▸ Problem to solve: Extract every line of the material that holds the string "Deployment".

▸ Excerpted records:
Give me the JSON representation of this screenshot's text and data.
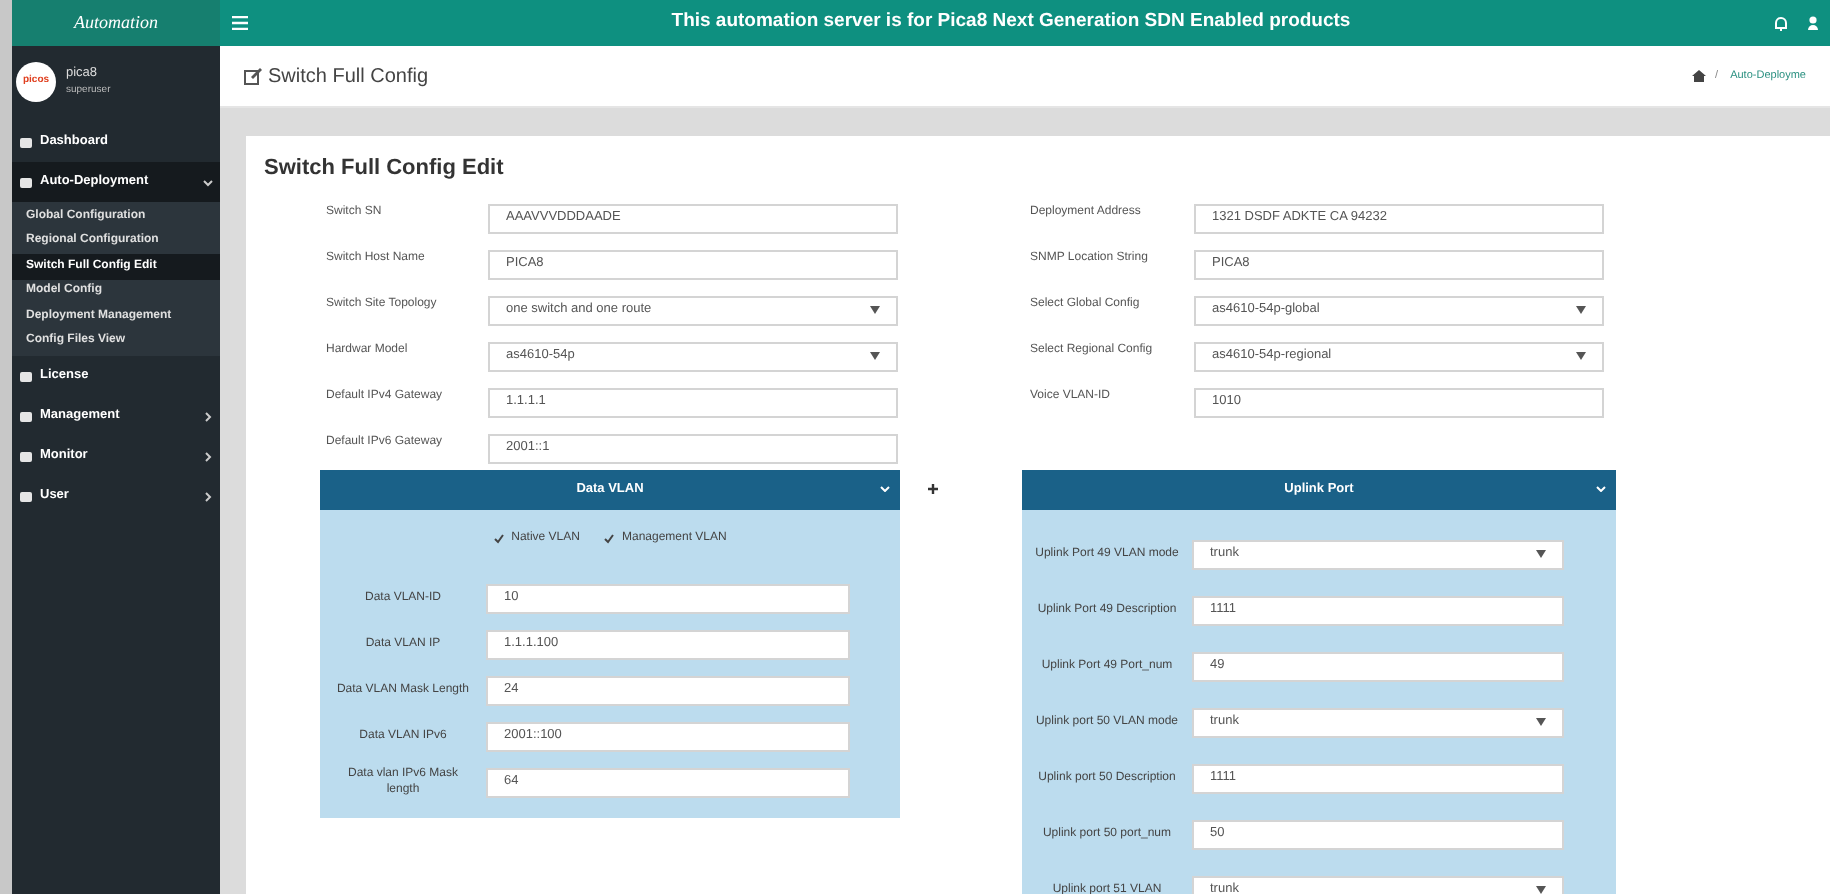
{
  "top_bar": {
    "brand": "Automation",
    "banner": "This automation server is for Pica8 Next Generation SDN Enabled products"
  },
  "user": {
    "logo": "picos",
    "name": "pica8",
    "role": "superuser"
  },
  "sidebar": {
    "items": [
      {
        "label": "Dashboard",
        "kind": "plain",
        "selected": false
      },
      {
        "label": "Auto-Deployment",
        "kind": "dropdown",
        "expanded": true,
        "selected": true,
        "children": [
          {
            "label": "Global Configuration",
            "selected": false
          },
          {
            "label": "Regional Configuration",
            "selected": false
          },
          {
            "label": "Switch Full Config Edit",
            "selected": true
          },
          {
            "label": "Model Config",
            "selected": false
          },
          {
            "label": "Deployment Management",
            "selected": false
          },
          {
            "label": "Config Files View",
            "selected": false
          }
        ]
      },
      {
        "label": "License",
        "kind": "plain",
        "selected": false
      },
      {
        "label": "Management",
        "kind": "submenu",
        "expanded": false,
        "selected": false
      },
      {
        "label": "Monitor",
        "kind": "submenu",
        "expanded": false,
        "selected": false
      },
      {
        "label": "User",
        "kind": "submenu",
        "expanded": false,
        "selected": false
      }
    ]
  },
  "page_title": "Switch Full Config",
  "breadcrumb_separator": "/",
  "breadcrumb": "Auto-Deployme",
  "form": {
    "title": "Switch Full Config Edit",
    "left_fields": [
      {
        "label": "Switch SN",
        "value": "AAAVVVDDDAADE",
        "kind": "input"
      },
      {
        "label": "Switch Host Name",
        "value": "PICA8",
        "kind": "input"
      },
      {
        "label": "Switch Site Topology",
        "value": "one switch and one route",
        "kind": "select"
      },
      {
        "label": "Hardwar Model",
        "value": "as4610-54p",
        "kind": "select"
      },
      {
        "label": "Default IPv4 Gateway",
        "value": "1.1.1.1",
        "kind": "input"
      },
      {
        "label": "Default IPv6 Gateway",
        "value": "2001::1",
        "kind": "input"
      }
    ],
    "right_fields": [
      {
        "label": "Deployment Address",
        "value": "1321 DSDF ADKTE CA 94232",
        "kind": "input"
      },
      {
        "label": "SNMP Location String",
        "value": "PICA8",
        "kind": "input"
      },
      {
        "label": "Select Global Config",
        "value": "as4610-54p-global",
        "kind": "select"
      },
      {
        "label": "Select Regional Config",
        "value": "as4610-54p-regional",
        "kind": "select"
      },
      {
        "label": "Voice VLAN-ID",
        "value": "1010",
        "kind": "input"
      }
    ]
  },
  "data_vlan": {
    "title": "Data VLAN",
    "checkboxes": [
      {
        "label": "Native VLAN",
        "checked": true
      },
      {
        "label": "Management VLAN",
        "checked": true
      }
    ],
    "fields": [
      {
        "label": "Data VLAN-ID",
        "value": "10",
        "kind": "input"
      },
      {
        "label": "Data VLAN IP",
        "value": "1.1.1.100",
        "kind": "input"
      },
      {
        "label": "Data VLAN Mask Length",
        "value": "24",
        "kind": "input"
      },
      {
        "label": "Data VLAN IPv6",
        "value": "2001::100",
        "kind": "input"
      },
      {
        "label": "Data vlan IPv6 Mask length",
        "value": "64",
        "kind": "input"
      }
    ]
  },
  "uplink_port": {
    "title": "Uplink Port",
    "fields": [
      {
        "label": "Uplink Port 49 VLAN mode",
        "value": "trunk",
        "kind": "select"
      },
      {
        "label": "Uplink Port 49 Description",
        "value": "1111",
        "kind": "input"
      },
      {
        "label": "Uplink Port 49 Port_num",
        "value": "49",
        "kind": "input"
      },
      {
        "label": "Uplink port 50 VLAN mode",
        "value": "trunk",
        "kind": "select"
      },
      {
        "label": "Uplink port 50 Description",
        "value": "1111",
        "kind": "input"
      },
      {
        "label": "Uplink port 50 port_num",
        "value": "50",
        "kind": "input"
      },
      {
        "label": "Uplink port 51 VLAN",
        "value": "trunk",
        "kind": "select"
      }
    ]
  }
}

▸ Task answer:
        "label": "Auto-Deployment",
            "label": "Deployment Management",
        "label": "Deployment Address",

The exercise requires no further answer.